§ Written exercise
Write every entry out again exactly, please, and skip the pictures.

§ Input for this task
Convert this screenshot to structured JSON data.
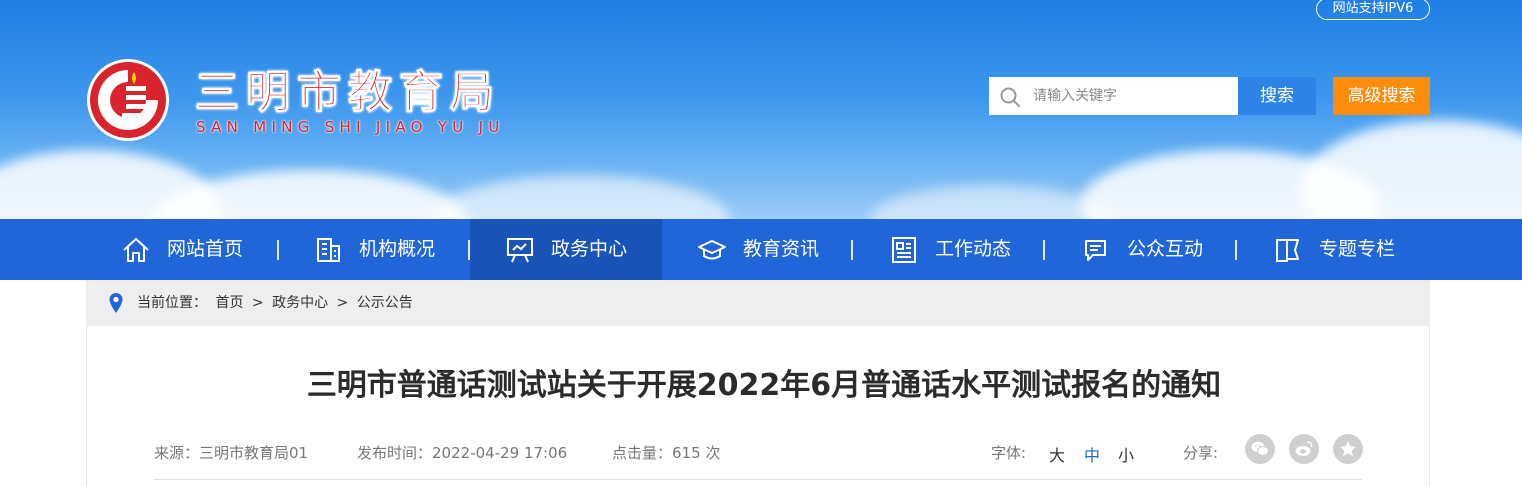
{
  "header": {
    "ipv6_badge": "网站支持IPV6",
    "site_name": "三明市教育局",
    "site_pinyin": "SAN MING SHI JIAO YU JU",
    "search": {
      "placeholder": "请输入关键字",
      "button": "搜索",
      "advanced": "高级搜索"
    },
    "colors": {
      "brand_red": "#d9232d",
      "nav_blue": "#2166d8",
      "search_btn": "#2d83e6",
      "advanced_btn": "#fb8c0c"
    }
  },
  "nav": {
    "items": [
      {
        "label": "网站首页",
        "icon": "home-icon"
      },
      {
        "label": "机构概况",
        "icon": "building-icon"
      },
      {
        "label": "政务中心",
        "icon": "presentation-icon",
        "active": true
      },
      {
        "label": "教育资讯",
        "icon": "graduation-cap-icon"
      },
      {
        "label": "工作动态",
        "icon": "newspaper-icon"
      },
      {
        "label": "公众互动",
        "icon": "chat-icon"
      },
      {
        "label": "专题专栏",
        "icon": "book-icon"
      }
    ]
  },
  "breadcrumb": {
    "prefix": "当前位置：",
    "path": [
      "首页",
      "政务中心",
      "公示公告"
    ],
    "separator": ">"
  },
  "article": {
    "title": "三明市普通话测试站关于开展2022年6月普通话水平测试报名的通知",
    "source_label": "来源：",
    "source": "三明市教育局01",
    "time_label": "发布时间：",
    "time": "2022-04-29 17:06",
    "hits_label": "点击量：",
    "hits": "615",
    "hits_unit": "次",
    "font_label": "字体:",
    "font_sizes": [
      "大",
      "中",
      "小"
    ],
    "font_selected": "中",
    "share_label": "分享:",
    "share_targets": [
      "wechat-icon",
      "weibo-icon",
      "favorite-star-icon"
    ]
  }
}
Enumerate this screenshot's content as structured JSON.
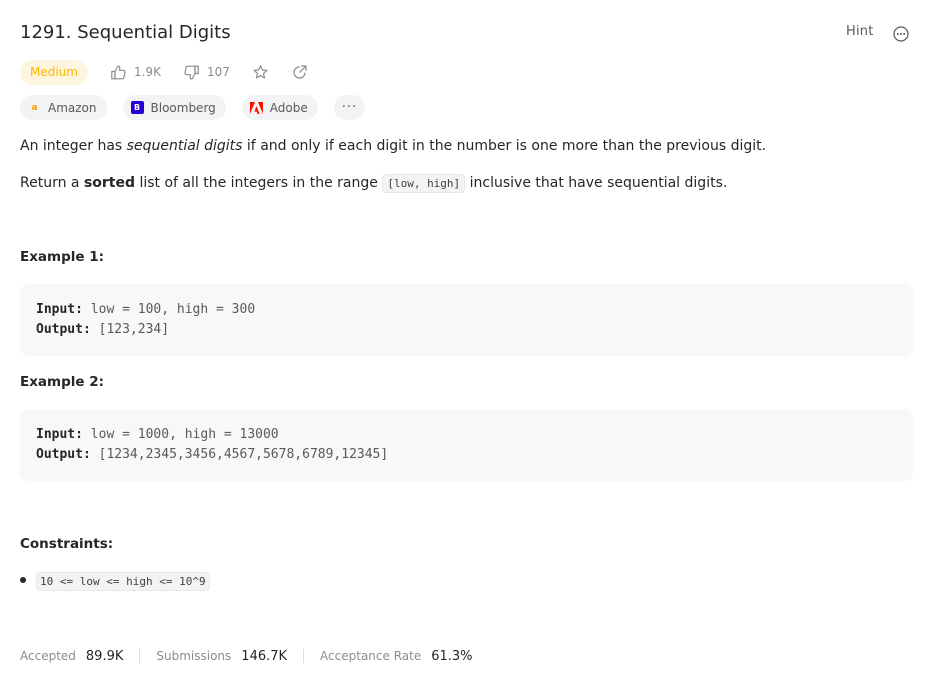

§ Expected answer
Convert this screenshot to structured JSON data.
{
  "header": {
    "ipv6_badge": "网站支持IPV6",
    "site_name": "三明市教育局",
    "site_pinyin": "SAN MING SHI JIAO YU JU",
    "search": {
      "placeholder": "请输入关键字",
      "button": "搜索",
      "advanced": "高级搜索"
    },
    "colors": {
      "brand_red": "#d9232d",
      "nav_blue": "#2166d8",
      "search_btn": "#2d83e6",
      "advanced_btn": "#fb8c0c"
    }
  },
  "nav": {
    "items": [
      {
        "label": "网站首页",
        "icon": "home-icon"
      },
      {
        "label": "机构概况",
        "icon": "building-icon"
      },
      {
        "label": "政务中心",
        "icon": "presentation-icon",
        "active": true
      },
      {
        "label": "教育资讯",
        "icon": "graduation-cap-icon"
      },
      {
        "label": "工作动态",
        "icon": "newspaper-icon"
      },
      {
        "label": "公众互动",
        "icon": "chat-icon"
      },
      {
        "label": "专题专栏",
        "icon": "book-icon"
      }
    ]
  },
  "breadcrumb": {
    "prefix": "当前位置：",
    "path": [
      "首页",
      "政务中心",
      "公示公告"
    ],
    "separator": ">"
  },
  "article": {
    "title": "三明市普通话测试站关于开展2022年6月普通话水平测试报名的通知",
    "source_label": "来源：",
    "source": "三明市教育局01",
    "time_label": "发布时间：",
    "time": "2022-04-29 17:06",
    "hits_label": "点击量：",
    "hits": "615",
    "hits_unit": "次",
    "font_label": "字体:",
    "font_sizes": [
      "大",
      "中",
      "小"
    ],
    "font_selected": "中",
    "share_label": "分享:",
    "share_targets": [
      "wechat-icon",
      "weibo-icon",
      "favorite-star-icon"
    ]
  }
}
Enumerate this screenshot's content as structured JSON.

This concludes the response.